-- start Records provided --

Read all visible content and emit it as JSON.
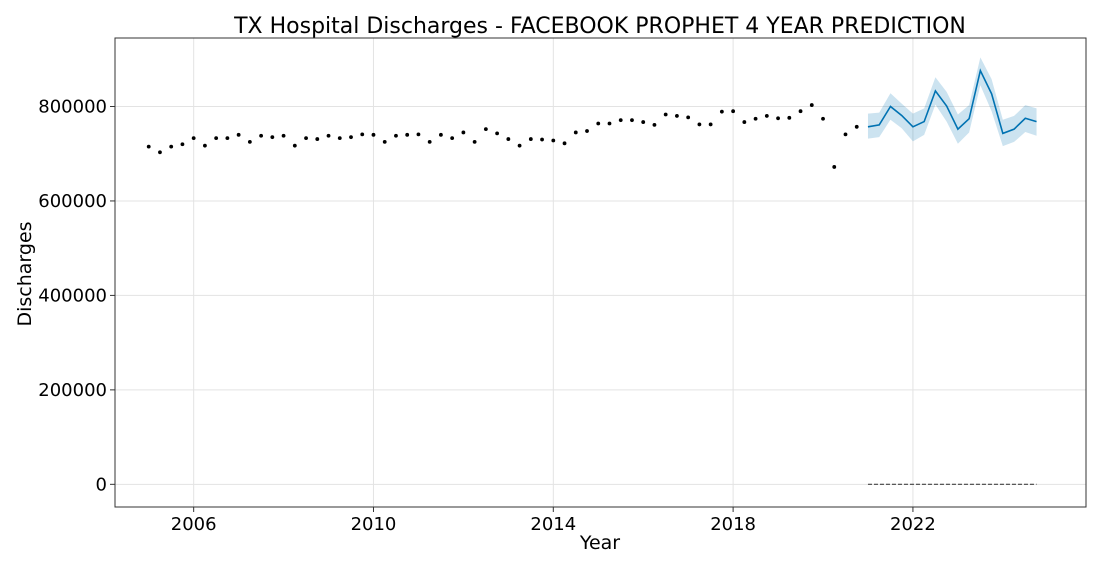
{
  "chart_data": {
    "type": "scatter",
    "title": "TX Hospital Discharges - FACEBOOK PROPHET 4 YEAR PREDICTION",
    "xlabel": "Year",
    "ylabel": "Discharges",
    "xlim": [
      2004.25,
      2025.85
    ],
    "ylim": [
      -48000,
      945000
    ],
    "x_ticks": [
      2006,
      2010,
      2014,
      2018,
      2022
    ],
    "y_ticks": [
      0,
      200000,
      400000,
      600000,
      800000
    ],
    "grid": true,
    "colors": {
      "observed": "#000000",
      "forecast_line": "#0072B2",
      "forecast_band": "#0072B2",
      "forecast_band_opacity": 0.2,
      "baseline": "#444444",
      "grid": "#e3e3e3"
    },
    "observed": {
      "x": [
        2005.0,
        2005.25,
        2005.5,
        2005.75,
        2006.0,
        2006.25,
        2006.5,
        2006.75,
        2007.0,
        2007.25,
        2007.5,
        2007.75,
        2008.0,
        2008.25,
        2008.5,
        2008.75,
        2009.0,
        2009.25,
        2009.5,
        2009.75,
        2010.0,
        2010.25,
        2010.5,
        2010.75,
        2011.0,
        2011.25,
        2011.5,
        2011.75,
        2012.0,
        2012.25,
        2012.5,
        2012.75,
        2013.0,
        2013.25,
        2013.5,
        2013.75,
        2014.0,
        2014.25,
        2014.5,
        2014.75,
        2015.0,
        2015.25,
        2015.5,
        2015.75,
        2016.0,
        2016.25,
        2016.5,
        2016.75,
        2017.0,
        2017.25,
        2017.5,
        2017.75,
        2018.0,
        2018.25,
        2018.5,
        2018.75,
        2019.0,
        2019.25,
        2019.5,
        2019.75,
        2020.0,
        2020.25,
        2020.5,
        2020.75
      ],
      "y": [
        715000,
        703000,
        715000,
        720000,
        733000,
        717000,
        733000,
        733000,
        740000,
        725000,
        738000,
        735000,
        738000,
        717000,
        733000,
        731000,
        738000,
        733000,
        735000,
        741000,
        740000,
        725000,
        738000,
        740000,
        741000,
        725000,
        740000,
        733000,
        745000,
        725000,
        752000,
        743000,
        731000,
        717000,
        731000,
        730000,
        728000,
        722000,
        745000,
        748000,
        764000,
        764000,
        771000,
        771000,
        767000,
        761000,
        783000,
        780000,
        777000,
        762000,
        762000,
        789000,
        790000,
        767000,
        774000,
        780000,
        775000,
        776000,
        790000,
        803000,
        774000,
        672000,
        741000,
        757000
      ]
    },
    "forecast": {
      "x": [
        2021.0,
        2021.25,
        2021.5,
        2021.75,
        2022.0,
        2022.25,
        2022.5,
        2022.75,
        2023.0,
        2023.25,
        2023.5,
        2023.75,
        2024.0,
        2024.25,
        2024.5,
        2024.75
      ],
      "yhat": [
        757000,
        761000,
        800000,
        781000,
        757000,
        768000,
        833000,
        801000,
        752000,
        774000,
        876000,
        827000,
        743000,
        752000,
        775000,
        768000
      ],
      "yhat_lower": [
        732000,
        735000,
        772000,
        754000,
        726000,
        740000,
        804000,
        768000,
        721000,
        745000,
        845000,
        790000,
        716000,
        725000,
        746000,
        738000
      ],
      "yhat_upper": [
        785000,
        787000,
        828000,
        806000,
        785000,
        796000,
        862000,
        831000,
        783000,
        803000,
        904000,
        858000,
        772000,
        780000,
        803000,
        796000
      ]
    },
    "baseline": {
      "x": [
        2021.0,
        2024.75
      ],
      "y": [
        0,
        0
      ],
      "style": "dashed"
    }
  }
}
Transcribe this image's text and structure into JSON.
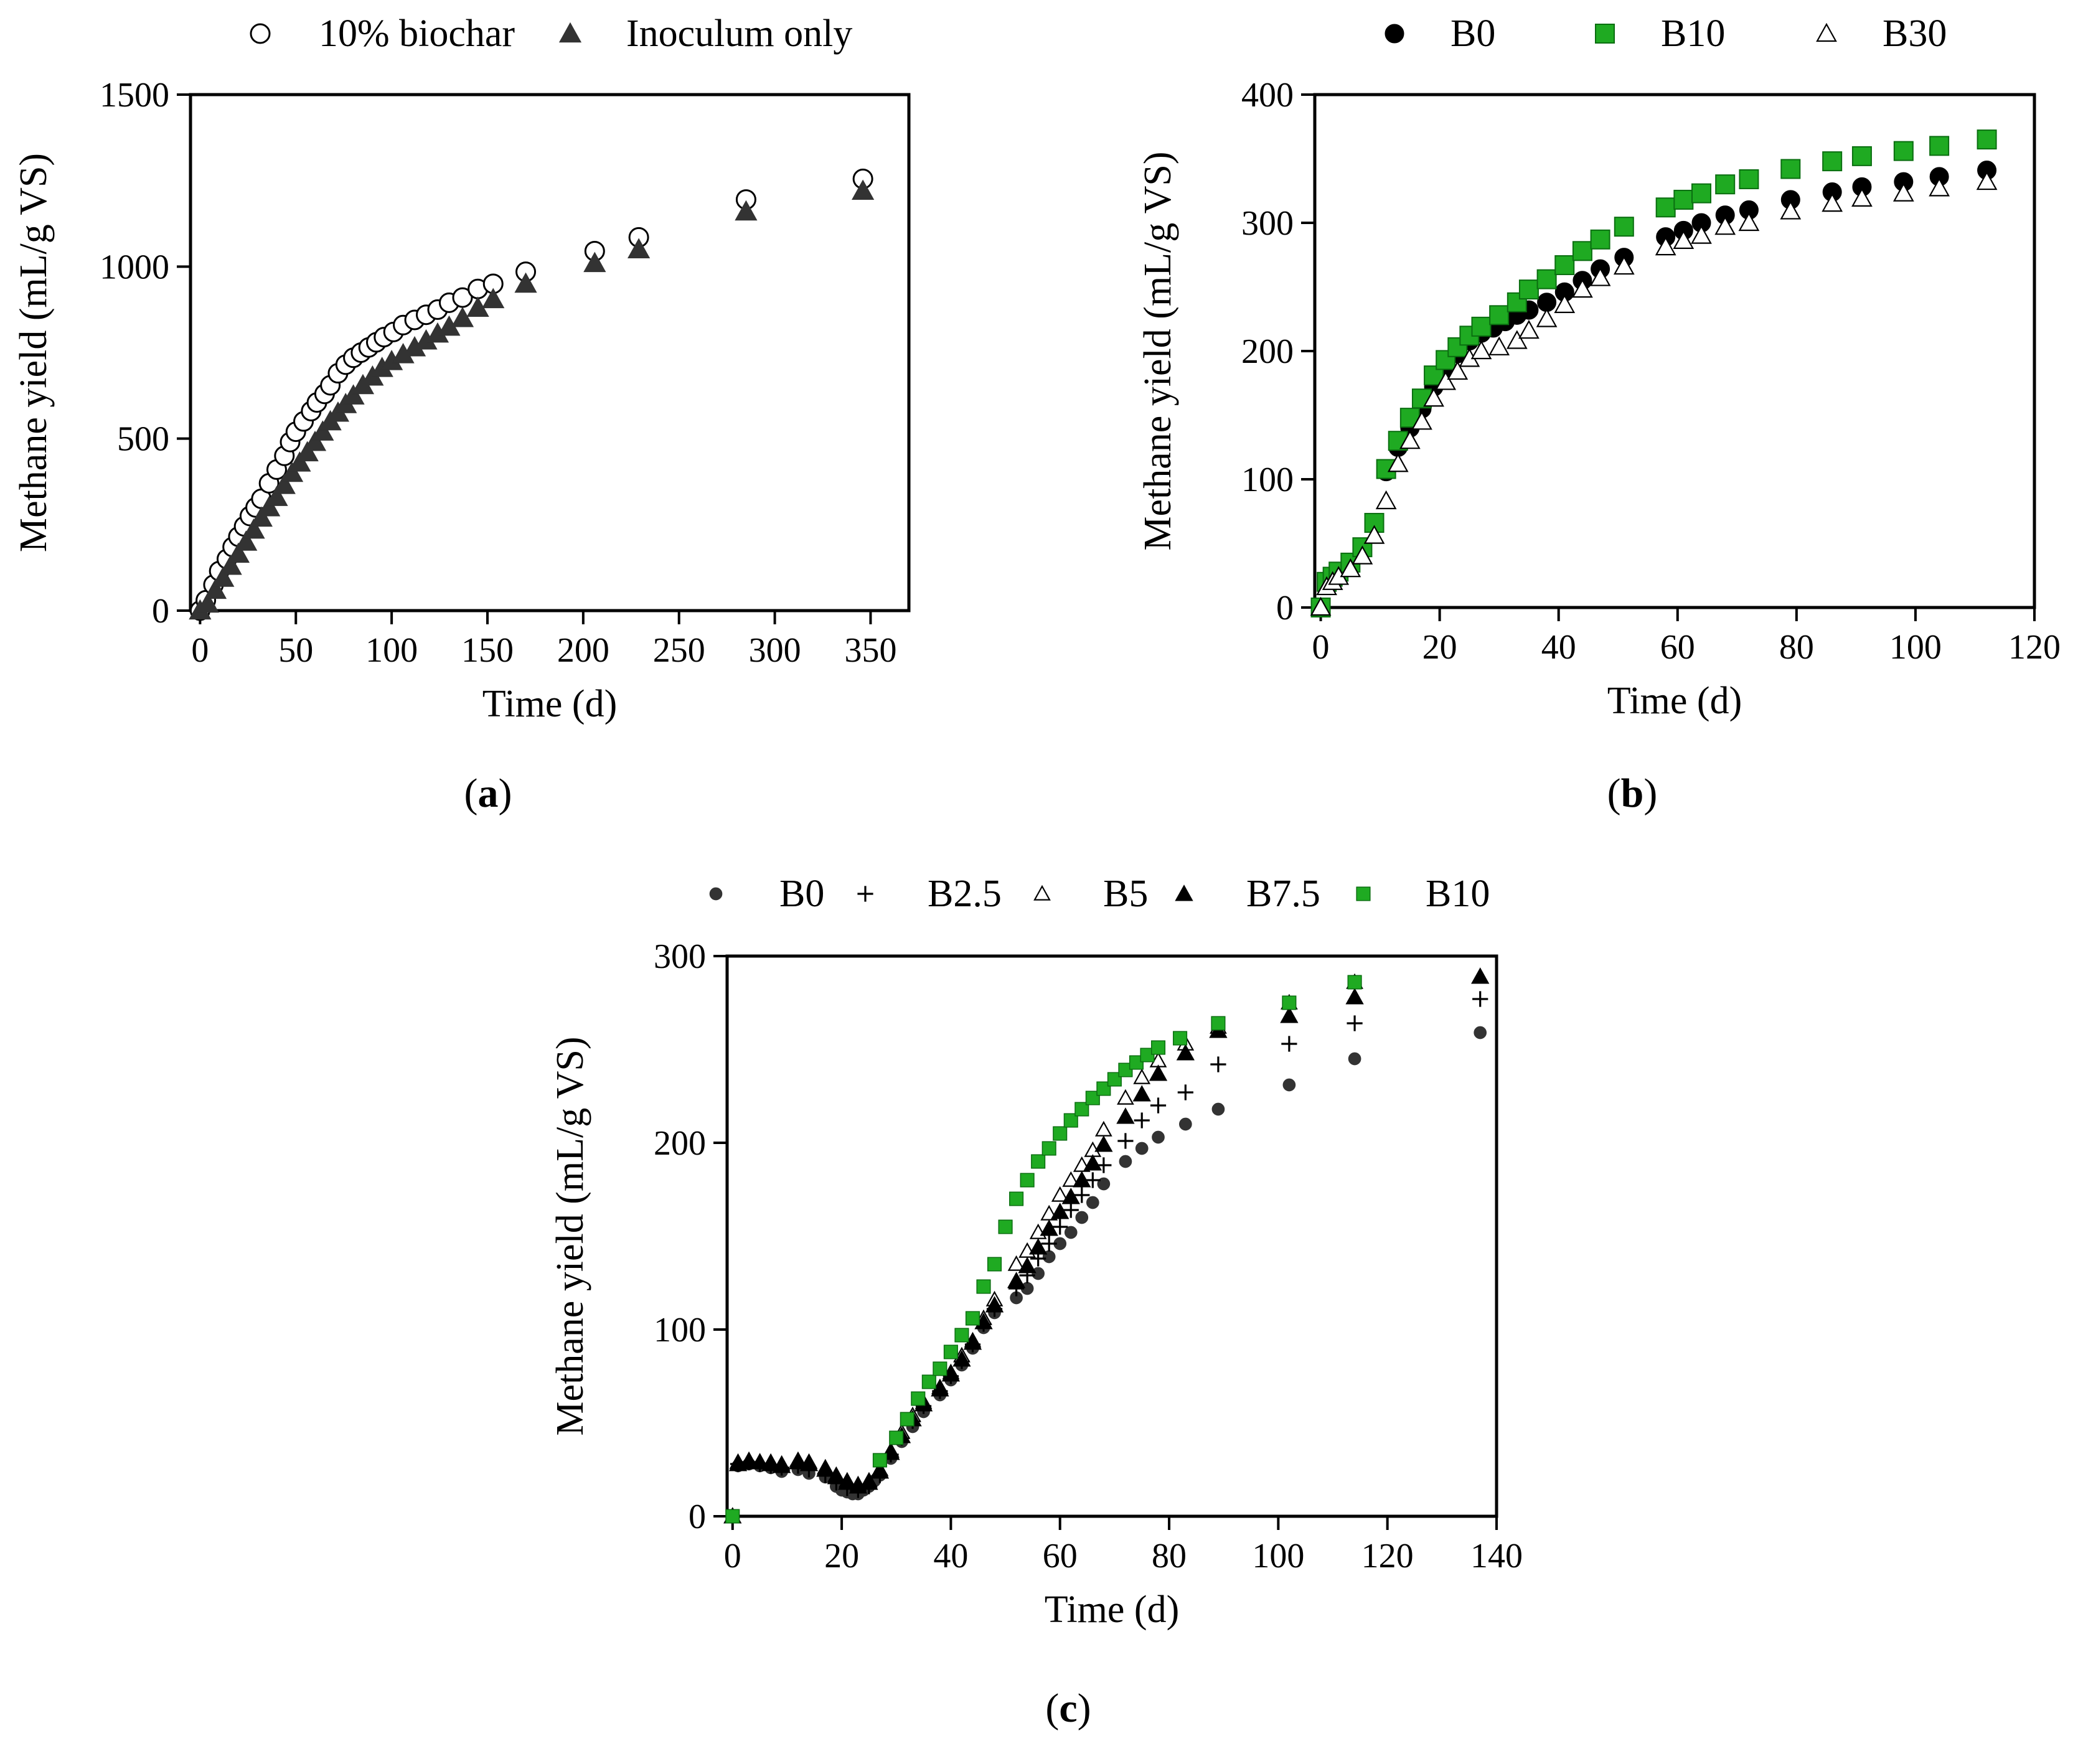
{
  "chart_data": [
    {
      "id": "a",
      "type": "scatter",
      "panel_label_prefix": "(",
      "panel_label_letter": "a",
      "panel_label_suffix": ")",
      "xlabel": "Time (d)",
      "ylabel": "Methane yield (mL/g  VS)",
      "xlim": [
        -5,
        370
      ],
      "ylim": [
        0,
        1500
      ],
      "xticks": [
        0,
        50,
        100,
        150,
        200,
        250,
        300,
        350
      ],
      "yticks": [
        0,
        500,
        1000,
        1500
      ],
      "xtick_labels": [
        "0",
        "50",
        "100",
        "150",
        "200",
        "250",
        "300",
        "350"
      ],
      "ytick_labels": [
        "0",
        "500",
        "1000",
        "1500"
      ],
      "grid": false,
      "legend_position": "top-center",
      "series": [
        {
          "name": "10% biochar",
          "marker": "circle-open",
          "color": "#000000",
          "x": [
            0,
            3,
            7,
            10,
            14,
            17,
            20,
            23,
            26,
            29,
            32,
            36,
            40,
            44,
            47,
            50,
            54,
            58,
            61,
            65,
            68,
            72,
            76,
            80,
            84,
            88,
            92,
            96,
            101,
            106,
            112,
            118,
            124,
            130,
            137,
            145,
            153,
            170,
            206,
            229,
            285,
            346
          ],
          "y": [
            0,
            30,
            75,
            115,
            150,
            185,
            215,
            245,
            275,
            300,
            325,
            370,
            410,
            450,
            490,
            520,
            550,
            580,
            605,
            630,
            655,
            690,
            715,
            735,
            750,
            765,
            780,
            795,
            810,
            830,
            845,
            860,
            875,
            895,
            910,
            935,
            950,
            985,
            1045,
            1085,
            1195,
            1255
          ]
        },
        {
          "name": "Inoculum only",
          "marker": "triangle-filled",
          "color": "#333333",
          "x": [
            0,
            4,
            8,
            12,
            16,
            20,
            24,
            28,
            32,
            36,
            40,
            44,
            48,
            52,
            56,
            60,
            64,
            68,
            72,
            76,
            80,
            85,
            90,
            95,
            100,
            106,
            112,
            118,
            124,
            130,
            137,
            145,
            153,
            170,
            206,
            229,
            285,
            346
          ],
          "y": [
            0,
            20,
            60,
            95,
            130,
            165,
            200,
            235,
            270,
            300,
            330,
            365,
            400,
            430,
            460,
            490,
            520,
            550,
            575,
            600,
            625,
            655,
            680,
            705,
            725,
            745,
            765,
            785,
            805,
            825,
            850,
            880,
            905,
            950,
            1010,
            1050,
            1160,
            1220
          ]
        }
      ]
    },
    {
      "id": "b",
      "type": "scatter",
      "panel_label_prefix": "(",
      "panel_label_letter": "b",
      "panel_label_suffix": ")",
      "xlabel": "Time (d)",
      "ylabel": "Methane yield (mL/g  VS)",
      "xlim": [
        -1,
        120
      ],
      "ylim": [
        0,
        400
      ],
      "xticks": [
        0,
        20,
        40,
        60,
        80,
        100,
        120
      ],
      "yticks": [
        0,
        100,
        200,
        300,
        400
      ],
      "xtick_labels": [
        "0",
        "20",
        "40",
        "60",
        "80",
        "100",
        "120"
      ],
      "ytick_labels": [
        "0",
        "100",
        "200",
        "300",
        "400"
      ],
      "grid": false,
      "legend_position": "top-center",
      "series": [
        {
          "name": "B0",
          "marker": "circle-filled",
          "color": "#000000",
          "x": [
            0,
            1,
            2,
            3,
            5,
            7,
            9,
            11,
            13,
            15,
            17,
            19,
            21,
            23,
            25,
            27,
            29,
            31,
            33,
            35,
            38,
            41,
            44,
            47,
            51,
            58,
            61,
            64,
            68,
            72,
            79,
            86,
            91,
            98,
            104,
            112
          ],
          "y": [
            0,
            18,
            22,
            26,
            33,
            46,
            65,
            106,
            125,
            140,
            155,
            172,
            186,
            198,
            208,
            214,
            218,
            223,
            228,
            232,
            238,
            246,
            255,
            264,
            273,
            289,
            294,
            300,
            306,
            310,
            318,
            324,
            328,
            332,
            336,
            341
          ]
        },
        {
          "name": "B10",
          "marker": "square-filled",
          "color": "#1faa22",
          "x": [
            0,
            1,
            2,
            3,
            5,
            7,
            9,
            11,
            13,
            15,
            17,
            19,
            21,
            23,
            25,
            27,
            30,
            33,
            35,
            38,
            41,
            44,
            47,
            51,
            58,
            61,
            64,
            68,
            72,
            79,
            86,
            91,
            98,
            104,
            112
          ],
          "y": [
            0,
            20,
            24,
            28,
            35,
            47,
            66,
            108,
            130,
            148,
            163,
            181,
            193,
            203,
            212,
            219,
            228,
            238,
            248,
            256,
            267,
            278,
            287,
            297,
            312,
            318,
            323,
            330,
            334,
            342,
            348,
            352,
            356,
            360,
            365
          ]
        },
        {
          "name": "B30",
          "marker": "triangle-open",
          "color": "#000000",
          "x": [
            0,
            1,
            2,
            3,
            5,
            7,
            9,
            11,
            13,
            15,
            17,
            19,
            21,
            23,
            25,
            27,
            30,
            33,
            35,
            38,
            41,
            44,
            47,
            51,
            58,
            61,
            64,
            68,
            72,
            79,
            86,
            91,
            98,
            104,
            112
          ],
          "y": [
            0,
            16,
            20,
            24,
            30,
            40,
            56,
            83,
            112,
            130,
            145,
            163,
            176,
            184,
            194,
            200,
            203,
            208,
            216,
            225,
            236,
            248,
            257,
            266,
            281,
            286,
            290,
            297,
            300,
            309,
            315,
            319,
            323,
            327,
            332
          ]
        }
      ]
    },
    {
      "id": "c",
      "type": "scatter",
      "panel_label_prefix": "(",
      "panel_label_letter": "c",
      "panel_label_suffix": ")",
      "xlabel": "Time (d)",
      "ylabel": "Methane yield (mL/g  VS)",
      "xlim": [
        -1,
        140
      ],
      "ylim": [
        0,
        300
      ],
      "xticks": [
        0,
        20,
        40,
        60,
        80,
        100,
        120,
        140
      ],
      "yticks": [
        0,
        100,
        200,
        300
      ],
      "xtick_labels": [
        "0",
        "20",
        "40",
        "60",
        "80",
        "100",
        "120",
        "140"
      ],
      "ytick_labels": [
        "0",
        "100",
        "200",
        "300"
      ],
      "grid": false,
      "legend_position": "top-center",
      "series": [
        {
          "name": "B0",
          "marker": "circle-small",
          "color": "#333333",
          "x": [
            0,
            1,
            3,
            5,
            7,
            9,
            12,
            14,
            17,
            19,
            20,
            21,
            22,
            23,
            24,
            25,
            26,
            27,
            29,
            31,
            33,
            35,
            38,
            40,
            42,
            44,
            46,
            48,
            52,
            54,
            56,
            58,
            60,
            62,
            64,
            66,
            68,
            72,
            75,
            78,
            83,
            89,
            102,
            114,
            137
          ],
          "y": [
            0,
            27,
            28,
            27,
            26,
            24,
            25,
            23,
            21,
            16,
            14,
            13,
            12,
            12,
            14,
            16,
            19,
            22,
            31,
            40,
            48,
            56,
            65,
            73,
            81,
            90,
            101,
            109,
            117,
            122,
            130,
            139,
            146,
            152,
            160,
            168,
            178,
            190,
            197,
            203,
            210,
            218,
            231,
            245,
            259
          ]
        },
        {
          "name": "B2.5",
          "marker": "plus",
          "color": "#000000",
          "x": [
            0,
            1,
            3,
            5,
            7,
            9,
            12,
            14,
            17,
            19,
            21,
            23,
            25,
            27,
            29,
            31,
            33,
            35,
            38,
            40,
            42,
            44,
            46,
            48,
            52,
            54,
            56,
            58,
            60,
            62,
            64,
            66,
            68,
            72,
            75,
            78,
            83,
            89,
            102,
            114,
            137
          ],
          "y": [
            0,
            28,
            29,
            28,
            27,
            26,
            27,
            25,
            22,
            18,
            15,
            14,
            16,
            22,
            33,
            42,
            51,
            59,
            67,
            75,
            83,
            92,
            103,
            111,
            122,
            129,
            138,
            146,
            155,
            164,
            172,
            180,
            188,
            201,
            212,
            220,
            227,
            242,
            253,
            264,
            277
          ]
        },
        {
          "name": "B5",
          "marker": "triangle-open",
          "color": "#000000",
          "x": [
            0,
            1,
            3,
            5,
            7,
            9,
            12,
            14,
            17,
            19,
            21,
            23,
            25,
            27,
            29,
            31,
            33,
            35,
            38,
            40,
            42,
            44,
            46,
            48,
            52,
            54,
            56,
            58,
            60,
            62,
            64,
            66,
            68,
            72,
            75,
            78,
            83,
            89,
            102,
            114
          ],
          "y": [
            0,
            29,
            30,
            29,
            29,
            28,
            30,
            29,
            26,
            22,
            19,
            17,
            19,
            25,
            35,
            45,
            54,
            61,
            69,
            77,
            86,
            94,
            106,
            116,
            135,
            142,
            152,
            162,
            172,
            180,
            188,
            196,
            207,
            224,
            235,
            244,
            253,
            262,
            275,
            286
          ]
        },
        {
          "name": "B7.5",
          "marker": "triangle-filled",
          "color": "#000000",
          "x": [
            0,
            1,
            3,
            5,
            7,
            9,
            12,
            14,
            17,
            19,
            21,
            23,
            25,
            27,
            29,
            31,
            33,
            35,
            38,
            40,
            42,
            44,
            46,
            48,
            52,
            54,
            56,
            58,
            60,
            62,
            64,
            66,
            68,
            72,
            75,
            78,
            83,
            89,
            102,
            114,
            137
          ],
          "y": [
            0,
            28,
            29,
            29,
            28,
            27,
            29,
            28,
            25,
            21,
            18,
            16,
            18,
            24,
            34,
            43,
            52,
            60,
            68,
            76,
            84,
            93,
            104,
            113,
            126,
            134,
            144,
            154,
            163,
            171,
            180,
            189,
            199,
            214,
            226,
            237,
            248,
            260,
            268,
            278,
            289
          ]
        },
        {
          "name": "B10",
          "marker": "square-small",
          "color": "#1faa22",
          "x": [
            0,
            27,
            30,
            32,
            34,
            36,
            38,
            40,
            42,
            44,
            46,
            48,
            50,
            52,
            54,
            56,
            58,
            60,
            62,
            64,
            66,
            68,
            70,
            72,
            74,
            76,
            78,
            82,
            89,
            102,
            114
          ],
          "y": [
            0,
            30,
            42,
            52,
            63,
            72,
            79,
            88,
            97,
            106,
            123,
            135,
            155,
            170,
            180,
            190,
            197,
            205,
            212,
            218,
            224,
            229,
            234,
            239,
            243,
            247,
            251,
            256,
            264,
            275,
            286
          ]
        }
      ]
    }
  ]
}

-- end Records provided --

• [Job] Tally how many lines of the records hold the word "marker". Answer with the number only.

• [Task solution] 10